§ TASK TO COMPLETE: Extract all of the data and reproduce it precisely.

(Extracted records)
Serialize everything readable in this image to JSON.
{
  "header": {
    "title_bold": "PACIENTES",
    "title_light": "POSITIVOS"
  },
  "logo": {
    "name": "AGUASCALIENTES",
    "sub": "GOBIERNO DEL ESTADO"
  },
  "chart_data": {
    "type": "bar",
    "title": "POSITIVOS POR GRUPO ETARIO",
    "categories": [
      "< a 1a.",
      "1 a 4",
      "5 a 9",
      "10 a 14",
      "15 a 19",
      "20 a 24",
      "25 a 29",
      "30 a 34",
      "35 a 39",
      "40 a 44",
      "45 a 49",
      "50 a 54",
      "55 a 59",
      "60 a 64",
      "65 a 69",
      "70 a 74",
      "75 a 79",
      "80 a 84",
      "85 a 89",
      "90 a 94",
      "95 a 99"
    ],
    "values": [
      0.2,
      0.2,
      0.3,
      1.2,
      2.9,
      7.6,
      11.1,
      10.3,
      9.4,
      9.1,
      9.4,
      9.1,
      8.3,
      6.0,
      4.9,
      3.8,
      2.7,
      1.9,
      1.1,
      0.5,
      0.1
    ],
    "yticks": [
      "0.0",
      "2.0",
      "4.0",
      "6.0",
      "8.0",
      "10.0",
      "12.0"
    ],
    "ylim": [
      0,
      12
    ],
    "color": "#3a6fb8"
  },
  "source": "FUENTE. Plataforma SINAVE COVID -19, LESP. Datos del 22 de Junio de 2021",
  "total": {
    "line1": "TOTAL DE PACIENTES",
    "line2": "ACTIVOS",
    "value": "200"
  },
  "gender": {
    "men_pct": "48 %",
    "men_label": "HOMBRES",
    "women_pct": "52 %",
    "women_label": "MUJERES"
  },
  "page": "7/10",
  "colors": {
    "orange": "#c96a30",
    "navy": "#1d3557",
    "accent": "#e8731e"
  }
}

§ ANSWER BELOW:
Serialize everything readable in this image to JSON.
{
  "header": {
    "title_bold": "PACIENTES",
    "title_light": "POSITIVOS"
  },
  "logo": {
    "name": "AGUASCALIENTES",
    "sub": "GOBIERNO DEL ESTADO"
  },
  "chart_data": {
    "type": "bar",
    "title": "POSITIVOS POR GRUPO ETARIO",
    "categories": [
      "< a 1a.",
      "1 a 4",
      "5 a 9",
      "10 a 14",
      "15 a 19",
      "20 a 24",
      "25 a 29",
      "30 a 34",
      "35 a 39",
      "40 a 44",
      "45 a 49",
      "50 a 54",
      "55 a 59",
      "60 a 64",
      "65 a 69",
      "70 a 74",
      "75 a 79",
      "80 a 84",
      "85 a 89",
      "90 a 94",
      "95 a 99"
    ],
    "values": [
      0.2,
      0.2,
      0.3,
      1.2,
      2.9,
      7.6,
      11.1,
      10.3,
      9.4,
      9.1,
      9.4,
      9.1,
      8.3,
      6.0,
      4.9,
      3.8,
      2.7,
      1.9,
      1.1,
      0.5,
      0.1
    ],
    "yticks": [
      "0.0",
      "2.0",
      "4.0",
      "6.0",
      "8.0",
      "10.0",
      "12.0"
    ],
    "ylim": [
      0,
      12
    ],
    "color": "#3a6fb8"
  },
  "source": "FUENTE. Plataforma SINAVE COVID -19, LESP. Datos del 22 de Junio de 2021",
  "total": {
    "line1": "TOTAL DE PACIENTES",
    "line2": "ACTIVOS",
    "value": "200"
  },
  "gender": {
    "men_pct": "48 %",
    "men_label": "HOMBRES",
    "women_pct": "52 %",
    "women_label": "MUJERES"
  },
  "page": "7/10",
  "colors": {
    "orange": "#c96a30",
    "navy": "#1d3557",
    "accent": "#e8731e"
  }
}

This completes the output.